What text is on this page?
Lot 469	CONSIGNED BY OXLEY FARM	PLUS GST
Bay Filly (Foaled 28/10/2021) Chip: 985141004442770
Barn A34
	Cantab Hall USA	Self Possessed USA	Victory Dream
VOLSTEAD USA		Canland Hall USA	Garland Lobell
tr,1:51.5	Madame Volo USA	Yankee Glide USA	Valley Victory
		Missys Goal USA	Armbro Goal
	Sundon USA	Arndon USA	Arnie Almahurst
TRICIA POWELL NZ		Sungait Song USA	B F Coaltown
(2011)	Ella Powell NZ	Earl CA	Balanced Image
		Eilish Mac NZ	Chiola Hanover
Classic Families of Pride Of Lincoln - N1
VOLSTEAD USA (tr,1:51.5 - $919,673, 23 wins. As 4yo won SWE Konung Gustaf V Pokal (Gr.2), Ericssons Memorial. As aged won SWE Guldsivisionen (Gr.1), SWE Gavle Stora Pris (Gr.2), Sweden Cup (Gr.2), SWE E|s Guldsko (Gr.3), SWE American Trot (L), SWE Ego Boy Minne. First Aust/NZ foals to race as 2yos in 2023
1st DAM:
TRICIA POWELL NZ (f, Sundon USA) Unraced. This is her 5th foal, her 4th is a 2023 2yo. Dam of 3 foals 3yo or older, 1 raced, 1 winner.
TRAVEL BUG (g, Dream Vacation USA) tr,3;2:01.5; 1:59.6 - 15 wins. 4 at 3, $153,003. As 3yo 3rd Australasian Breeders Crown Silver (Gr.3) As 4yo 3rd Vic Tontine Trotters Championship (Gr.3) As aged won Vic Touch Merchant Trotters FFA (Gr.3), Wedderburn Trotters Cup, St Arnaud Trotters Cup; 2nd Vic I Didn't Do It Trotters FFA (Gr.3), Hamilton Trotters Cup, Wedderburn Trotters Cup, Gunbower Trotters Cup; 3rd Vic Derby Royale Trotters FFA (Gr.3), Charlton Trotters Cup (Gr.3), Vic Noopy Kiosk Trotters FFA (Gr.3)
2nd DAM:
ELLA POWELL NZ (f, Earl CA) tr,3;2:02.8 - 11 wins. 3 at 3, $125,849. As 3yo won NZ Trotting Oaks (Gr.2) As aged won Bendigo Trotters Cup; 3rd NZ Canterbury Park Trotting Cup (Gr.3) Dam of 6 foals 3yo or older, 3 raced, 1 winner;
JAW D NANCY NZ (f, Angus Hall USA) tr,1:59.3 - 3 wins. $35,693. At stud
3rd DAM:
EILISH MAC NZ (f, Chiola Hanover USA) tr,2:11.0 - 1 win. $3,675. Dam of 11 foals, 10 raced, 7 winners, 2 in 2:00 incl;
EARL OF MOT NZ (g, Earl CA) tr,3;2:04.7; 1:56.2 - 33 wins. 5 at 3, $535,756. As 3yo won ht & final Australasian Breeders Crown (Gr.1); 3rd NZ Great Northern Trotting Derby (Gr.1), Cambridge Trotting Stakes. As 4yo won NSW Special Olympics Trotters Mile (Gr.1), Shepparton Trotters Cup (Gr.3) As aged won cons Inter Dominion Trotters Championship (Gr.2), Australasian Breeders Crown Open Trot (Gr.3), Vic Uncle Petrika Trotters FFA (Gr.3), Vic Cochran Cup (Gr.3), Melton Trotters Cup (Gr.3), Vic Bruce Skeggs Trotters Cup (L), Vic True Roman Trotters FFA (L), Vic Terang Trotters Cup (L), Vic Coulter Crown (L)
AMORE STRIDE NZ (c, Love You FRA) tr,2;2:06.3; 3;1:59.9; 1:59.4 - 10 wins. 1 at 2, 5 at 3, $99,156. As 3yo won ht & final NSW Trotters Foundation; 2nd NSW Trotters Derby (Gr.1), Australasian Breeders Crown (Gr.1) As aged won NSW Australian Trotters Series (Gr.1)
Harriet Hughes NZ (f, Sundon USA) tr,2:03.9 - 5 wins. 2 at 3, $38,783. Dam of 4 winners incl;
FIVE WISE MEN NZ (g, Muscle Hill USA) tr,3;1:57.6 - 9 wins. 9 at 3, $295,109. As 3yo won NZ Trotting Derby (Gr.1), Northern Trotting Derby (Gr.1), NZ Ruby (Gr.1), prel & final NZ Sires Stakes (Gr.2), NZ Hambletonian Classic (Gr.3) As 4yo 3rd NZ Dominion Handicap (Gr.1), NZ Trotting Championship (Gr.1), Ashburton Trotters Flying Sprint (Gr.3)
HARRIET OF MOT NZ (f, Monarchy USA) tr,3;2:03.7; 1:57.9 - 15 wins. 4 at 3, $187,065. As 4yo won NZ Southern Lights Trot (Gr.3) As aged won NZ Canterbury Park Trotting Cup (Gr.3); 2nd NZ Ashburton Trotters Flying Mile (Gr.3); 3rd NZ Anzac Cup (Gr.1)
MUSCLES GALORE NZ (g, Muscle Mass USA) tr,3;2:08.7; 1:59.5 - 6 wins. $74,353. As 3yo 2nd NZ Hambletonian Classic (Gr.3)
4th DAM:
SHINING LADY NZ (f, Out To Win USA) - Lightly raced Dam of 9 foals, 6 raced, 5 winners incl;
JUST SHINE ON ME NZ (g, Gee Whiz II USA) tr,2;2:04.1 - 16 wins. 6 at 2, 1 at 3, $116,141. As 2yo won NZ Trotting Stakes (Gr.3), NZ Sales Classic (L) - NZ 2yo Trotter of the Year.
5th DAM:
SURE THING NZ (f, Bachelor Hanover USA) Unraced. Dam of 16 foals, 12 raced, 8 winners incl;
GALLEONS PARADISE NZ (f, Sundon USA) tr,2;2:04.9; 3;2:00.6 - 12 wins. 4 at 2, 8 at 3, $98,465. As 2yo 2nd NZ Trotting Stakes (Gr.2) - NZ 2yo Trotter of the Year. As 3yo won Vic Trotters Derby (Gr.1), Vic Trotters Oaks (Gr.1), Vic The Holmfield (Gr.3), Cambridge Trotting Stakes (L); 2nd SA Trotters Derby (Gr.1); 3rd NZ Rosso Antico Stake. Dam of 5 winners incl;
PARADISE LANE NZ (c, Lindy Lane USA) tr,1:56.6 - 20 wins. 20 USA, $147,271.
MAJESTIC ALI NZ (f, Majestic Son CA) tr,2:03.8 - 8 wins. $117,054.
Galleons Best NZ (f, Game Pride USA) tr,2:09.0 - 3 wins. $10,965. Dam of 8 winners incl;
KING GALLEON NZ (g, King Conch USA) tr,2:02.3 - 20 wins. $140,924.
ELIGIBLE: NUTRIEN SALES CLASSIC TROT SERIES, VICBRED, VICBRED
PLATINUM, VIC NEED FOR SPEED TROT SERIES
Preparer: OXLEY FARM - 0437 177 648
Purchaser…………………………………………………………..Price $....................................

*Task objective*
Reproduce the listing shown above in its entirety, exactly.

*Answer*
What text is on this page?
Lot 469	CONSIGNED BY OXLEY FARM	PLUS GST
Bay Filly (Foaled 28/10/2021) Chip: 985141004442770
Barn A34
	Cantab Hall USA	Self Possessed USA	Victory Dream
VOLSTEAD USA		Canland Hall USA	Garland Lobell
tr,1:51.5	Madame Volo USA	Yankee Glide USA	Valley Victory
		Missys Goal USA	Armbro Goal
	Sundon USA	Arndon USA	Arnie Almahurst
TRICIA POWELL NZ		Sungait Song USA	B F Coaltown
(2011)	Ella Powell NZ	Earl CA	Balanced Image
		Eilish Mac NZ	Chiola Hanover
Classic Families of Pride Of Lincoln - N1
VOLSTEAD USA (tr,1:51.5 - $919,673, 23 wins. As 4yo won SWE Konung Gustaf V Pokal (Gr.2), Ericssons Memorial. As aged won SWE Guldsivisionen (Gr.1), SWE Gavle Stora Pris (Gr.2), Sweden Cup (Gr.2), SWE E|s Guldsko (Gr.3), SWE American Trot (L), SWE Ego Boy Minne. First Aust/NZ foals to race as 2yos in 2023
1st DAM:
TRICIA POWELL NZ (f, Sundon USA) Unraced. This is her 5th foal, her 4th is a 2023 2yo. Dam of 3 foals 3yo or older, 1 raced, 1 winner.
TRAVEL BUG (g, Dream Vacation USA) tr,3;2:01.5; 1:59.6 - 15 wins. 4 at 3, $153,003. As 3yo 3rd Australasian Breeders Crown Silver (Gr.3) As 4yo 3rd Vic Tontine Trotters Championship (Gr.3) As aged won Vic Touch Merchant Trotters FFA (Gr.3), Wedderburn Trotters Cup, St Arnaud Trotters Cup; 2nd Vic I Didn't Do It Trotters FFA (Gr.3), Hamilton Trotters Cup, Wedderburn Trotters Cup, Gunbower Trotters Cup; 3rd Vic Derby Royale Trotters FFA (Gr.3), Charlton Trotters Cup (Gr.3), Vic Noopy Kiosk Trotters FFA (Gr.3)
2nd DAM:
ELLA POWELL NZ (f, Earl CA) tr,3;2:02.8 - 11 wins. 3 at 3, $125,849. As 3yo won NZ Trotting Oaks (Gr.2) As aged won Bendigo Trotters Cup; 3rd NZ Canterbury Park Trotting Cup (Gr.3) Dam of 6 foals 3yo or older, 3 raced, 1 winner;
JAW D NANCY NZ (f, Angus Hall USA) tr,1:59.3 - 3 wins. $35,693. At stud
3rd DAM:
EILISH MAC NZ (f, Chiola Hanover USA) tr,2:11.0 - 1 win. $3,675. Dam of 11 foals, 10 raced, 7 winners, 2 in 2:00 incl;
EARL OF MOT NZ (g, Earl CA) tr,3;2:04.7; 1:56.2 - 33 wins. 5 at 3, $535,756. As 3yo won ht & final Australasian Breeders Crown (Gr.1); 3rd NZ Great Northern Trotting Derby (Gr.1), Cambridge Trotting Stakes. As 4yo won NSW Special Olympics Trotters Mile (Gr.1), Shepparton Trotters Cup (Gr.3) As aged won cons Inter Dominion Trotters Championship (Gr.2), Australasian Breeders Crown Open Trot (Gr.3), Vic Uncle Petrika Trotters FFA (Gr.3), Vic Cochran Cup (Gr.3), Melton Trotters Cup (Gr.3), Vic Bruce Skeggs Trotters Cup (L), Vic True Roman Trotters FFA (L), Vic Terang Trotters Cup (L), Vic Coulter Crown (L)
AMORE STRIDE NZ (c, Love You FRA) tr,2;2:06.3; 3;1:59.9; 1:59.4 - 10 wins. 1 at 2, 5 at 3, $99,156. As 3yo won ht & final NSW Trotters Foundation; 2nd NSW Trotters Derby (Gr.1), Australasian Breeders Crown (Gr.1) As aged won NSW Australian Trotters Series (Gr.1)
Harriet Hughes NZ (f, Sundon USA) tr,2:03.9 - 5 wins. 2 at 3, $38,783. Dam of 4 winners incl;
FIVE WISE MEN NZ (g, Muscle Hill USA) tr,3;1:57.6 - 9 wins. 9 at 3, $295,109. As 3yo won NZ Trotting Derby (Gr.1), Northern Trotting Derby (Gr.1), NZ Ruby (Gr.1), prel & final NZ Sires Stakes (Gr.2), NZ Hambletonian Classic (Gr.3) As 4yo 3rd NZ Dominion Handicap (Gr.1), NZ Trotting Championship (Gr.1), Ashburton Trotters Flying Sprint (Gr.3)
HARRIET OF MOT NZ (f, Monarchy USA) tr,3;2:03.7; 1:57.9 - 15 wins. 4 at 3, $187,065. As 4yo won NZ Southern Lights Trot (Gr.3) As aged won NZ Canterbury Park Trotting Cup (Gr.3); 2nd NZ Ashburton Trotters Flying Mile (Gr.3); 3rd NZ Anzac Cup (Gr.1)
MUSCLES GALORE NZ (g, Muscle Mass USA) tr,3;2:08.7; 1:59.5 - 6 wins. $74,353. As 3yo 2nd NZ Hambletonian Classic (Gr.3)
4th DAM:
SHINING LADY NZ (f, Out To Win USA) - Lightly raced Dam of 9 foals, 6 raced, 5 winners incl;
JUST SHINE ON ME NZ (g, Gee Whiz II USA) tr,2;2:04.1 - 16 wins. 6 at 2, 1 at 3, $116,141. As 2yo won NZ Trotting Stakes (Gr.3), NZ Sales Classic (L) - NZ 2yo Trotter of the Year.
5th DAM:
SURE THING NZ (f, Bachelor Hanover USA) Unraced. Dam of 16 foals, 12 raced, 8 winners incl;
GALLEONS PARADISE NZ (f, Sundon USA) tr,2;2:04.9; 3;2:00.6 - 12 wins. 4 at 2, 8 at 3, $98,465. As 2yo 2nd NZ Trotting Stakes (Gr.2) - NZ 2yo Trotter of the Year. As 3yo won Vic Trotters Derby (Gr.1), Vic Trotters Oaks (Gr.1), Vic The Holmfield (Gr.3), Cambridge Trotting Stakes (L); 2nd SA Trotters Derby (Gr.1); 3rd NZ Rosso Antico Stake. Dam of 5 winners incl;
PARADISE LANE NZ (c, Lindy Lane USA) tr,1:56.6 - 20 wins. 20 USA, $147,271.
MAJESTIC ALI NZ (f, Majestic Son CA) tr,2:03.8 - 8 wins. $117,054.
Galleons Best NZ (f, Game Pride USA) tr,2:09.0 - 3 wins. $10,965. Dam of 8 winners incl;
KING GALLEON NZ (g, King Conch USA) tr,2:02.3 - 20 wins. $140,924.
ELIGIBLE: NUTRIEN SALES CLASSIC TROT SERIES, VICBRED, VICBRED
PLATINUM, VIC NEED FOR SPEED TROT SERIES
Preparer: OXLEY FARM - 0437 177 648
Purchaser…………………………………………………………..Price $....................................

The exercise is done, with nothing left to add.